## EXERCISE OBJECTIVE
Look through the material and copy each line holding "Задолженность".

## DATA SECTION
────
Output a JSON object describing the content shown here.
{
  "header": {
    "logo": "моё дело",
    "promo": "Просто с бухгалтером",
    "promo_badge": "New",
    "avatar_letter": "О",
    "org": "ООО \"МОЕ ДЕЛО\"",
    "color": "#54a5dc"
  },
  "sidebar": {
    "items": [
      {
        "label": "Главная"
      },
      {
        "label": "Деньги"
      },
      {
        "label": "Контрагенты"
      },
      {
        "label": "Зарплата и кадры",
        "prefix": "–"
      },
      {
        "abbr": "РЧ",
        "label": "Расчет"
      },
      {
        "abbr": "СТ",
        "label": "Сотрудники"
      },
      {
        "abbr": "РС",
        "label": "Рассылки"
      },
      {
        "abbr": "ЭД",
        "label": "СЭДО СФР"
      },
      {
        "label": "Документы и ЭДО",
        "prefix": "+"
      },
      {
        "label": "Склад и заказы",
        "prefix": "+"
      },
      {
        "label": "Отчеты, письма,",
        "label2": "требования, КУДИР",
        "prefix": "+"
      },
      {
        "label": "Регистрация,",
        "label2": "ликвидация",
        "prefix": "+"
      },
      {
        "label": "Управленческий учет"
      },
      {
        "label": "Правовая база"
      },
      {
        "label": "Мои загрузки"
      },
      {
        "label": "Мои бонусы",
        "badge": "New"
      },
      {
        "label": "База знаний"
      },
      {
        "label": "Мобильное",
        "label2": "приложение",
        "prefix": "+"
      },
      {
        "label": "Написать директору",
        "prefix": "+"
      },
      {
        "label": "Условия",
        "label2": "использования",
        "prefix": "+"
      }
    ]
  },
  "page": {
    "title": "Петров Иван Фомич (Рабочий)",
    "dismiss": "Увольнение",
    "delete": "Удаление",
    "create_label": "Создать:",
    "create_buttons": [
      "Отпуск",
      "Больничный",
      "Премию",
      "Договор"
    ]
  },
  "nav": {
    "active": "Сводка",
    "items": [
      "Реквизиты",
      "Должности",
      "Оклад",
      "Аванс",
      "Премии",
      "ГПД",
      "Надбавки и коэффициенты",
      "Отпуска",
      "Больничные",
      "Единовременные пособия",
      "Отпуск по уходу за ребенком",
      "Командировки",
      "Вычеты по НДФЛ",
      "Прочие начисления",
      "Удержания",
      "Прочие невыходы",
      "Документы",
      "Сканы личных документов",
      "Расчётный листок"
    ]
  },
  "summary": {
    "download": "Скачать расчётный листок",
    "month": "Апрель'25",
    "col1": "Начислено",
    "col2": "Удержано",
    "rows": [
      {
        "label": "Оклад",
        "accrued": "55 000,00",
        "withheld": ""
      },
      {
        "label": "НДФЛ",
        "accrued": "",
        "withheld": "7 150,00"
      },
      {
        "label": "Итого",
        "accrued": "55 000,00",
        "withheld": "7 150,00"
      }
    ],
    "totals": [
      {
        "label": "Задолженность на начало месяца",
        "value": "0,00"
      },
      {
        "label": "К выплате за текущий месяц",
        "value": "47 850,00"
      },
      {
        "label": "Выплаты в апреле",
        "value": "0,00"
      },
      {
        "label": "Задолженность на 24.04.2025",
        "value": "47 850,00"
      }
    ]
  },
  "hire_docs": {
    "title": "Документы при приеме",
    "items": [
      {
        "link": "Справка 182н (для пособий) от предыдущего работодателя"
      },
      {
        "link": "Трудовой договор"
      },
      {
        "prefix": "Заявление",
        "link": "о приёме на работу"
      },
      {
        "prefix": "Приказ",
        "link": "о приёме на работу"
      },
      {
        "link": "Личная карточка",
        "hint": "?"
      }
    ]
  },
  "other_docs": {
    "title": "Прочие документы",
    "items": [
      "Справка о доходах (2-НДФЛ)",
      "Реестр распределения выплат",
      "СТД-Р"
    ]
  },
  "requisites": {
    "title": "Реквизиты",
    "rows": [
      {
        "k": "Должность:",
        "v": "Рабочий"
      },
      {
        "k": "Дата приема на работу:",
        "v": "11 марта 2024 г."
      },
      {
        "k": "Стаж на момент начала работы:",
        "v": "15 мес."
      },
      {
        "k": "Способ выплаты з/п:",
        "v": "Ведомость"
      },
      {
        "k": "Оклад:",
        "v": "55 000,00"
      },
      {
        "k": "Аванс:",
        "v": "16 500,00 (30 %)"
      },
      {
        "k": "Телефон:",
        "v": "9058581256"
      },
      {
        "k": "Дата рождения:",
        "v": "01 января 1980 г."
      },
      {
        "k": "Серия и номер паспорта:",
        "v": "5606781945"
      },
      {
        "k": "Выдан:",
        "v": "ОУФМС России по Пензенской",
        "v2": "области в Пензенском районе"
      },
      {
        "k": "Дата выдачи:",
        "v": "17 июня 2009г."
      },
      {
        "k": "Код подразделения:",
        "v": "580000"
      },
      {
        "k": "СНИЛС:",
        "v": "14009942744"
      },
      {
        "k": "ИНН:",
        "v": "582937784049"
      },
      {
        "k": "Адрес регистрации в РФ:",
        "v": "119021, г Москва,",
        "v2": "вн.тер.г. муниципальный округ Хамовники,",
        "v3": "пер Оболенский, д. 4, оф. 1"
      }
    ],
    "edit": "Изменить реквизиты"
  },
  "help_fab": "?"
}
────
## EXERCISE ANSWER
        "label": "Задолженность на начало месяца",
        "label": "Задолженность на 24.04.2025",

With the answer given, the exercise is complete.